(Working data):
--------------------------------------------------

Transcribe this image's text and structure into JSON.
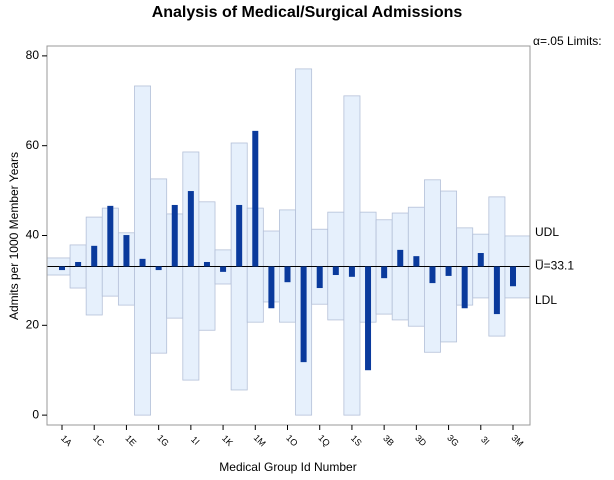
{
  "chart_data": {
    "type": "anom",
    "title": "Analysis of Medical/Surgical Admissions",
    "xlabel": "Medical Group Id Number",
    "ylabel": "Admits per 1000 Member Years",
    "categories": [
      "1A",
      null,
      "1C",
      null,
      "1E",
      null,
      "1G",
      null,
      "1I",
      null,
      "1K",
      null,
      "1M",
      null,
      "1O",
      null,
      "1Q",
      null,
      "1S",
      null,
      "3B",
      null,
      "3D",
      null,
      "3G",
      null,
      "3I",
      null,
      "3M"
    ],
    "values": [
      32.3,
      34.1,
      37.7,
      46.6,
      40.1,
      34.8,
      32.3,
      46.8,
      49.9,
      34.1,
      31.9,
      46.8,
      63.3,
      23.8,
      29.6,
      11.8,
      28.3,
      31.2,
      30.8,
      10,
      30.5,
      36.8,
      35.4,
      29.4,
      31,
      23.8,
      36.1,
      22.5,
      28.7
    ],
    "udl": [
      35,
      37.9,
      44.1,
      46.1,
      40.6,
      73.3,
      52.6,
      44.8,
      58.6,
      47.5,
      36.8,
      60.6,
      46.1,
      41,
      45.7,
      77.1,
      41.4,
      45.2,
      71.1,
      45.2,
      43.5,
      45,
      46.3,
      52.4,
      49.9,
      41.7,
      40.3,
      48.6,
      39.9
    ],
    "ldl": [
      31.2,
      28.3,
      22.3,
      26.5,
      24.5,
      0,
      13.8,
      21.6,
      7.8,
      18.9,
      29.2,
      5.6,
      20.7,
      25.2,
      20.7,
      0,
      24.7,
      21.2,
      0,
      20.7,
      22.5,
      21.2,
      19.8,
      14,
      16.3,
      24.5,
      26.1,
      17.6,
      26.1
    ],
    "center": {
      "value": 33.1,
      "label": "U̅=33.1"
    },
    "limits_label": "α=.05 Limits:",
    "udl_label": "UDL",
    "ldl_label": "LDL",
    "bar_color": "#0a3a9c",
    "band_color": "#e6f0fc",
    "ylim": [
      -2.2,
      82.2
    ],
    "yticks": [
      0,
      20,
      40,
      60,
      80
    ]
  }
}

--------------------------------------------------

Images must not appear in the copy; reproduce everything else in the records verbatim.

Transcribe this image's text and structure into JSON.
{
  "chart_data": {
    "type": "anom",
    "title": "Analysis of Medical/Surgical Admissions",
    "xlabel": "Medical Group Id Number",
    "ylabel": "Admits per 1000 Member Years",
    "categories": [
      "1A",
      null,
      "1C",
      null,
      "1E",
      null,
      "1G",
      null,
      "1I",
      null,
      "1K",
      null,
      "1M",
      null,
      "1O",
      null,
      "1Q",
      null,
      "1S",
      null,
      "3B",
      null,
      "3D",
      null,
      "3G",
      null,
      "3I",
      null,
      "3M"
    ],
    "values": [
      32.3,
      34.1,
      37.7,
      46.6,
      40.1,
      34.8,
      32.3,
      46.8,
      49.9,
      34.1,
      31.9,
      46.8,
      63.3,
      23.8,
      29.6,
      11.8,
      28.3,
      31.2,
      30.8,
      10,
      30.5,
      36.8,
      35.4,
      29.4,
      31,
      23.8,
      36.1,
      22.5,
      28.7
    ],
    "udl": [
      35,
      37.9,
      44.1,
      46.1,
      40.6,
      73.3,
      52.6,
      44.8,
      58.6,
      47.5,
      36.8,
      60.6,
      46.1,
      41,
      45.7,
      77.1,
      41.4,
      45.2,
      71.1,
      45.2,
      43.5,
      45,
      46.3,
      52.4,
      49.9,
      41.7,
      40.3,
      48.6,
      39.9
    ],
    "ldl": [
      31.2,
      28.3,
      22.3,
      26.5,
      24.5,
      0,
      13.8,
      21.6,
      7.8,
      18.9,
      29.2,
      5.6,
      20.7,
      25.2,
      20.7,
      0,
      24.7,
      21.2,
      0,
      20.7,
      22.5,
      21.2,
      19.8,
      14,
      16.3,
      24.5,
      26.1,
      17.6,
      26.1
    ],
    "center": {
      "value": 33.1,
      "label": "U̅=33.1"
    },
    "limits_label": "α=.05 Limits:",
    "udl_label": "UDL",
    "ldl_label": "LDL",
    "bar_color": "#0a3a9c",
    "band_color": "#e6f0fc",
    "ylim": [
      -2.2,
      82.2
    ],
    "yticks": [
      0,
      20,
      40,
      60,
      80
    ]
  }
}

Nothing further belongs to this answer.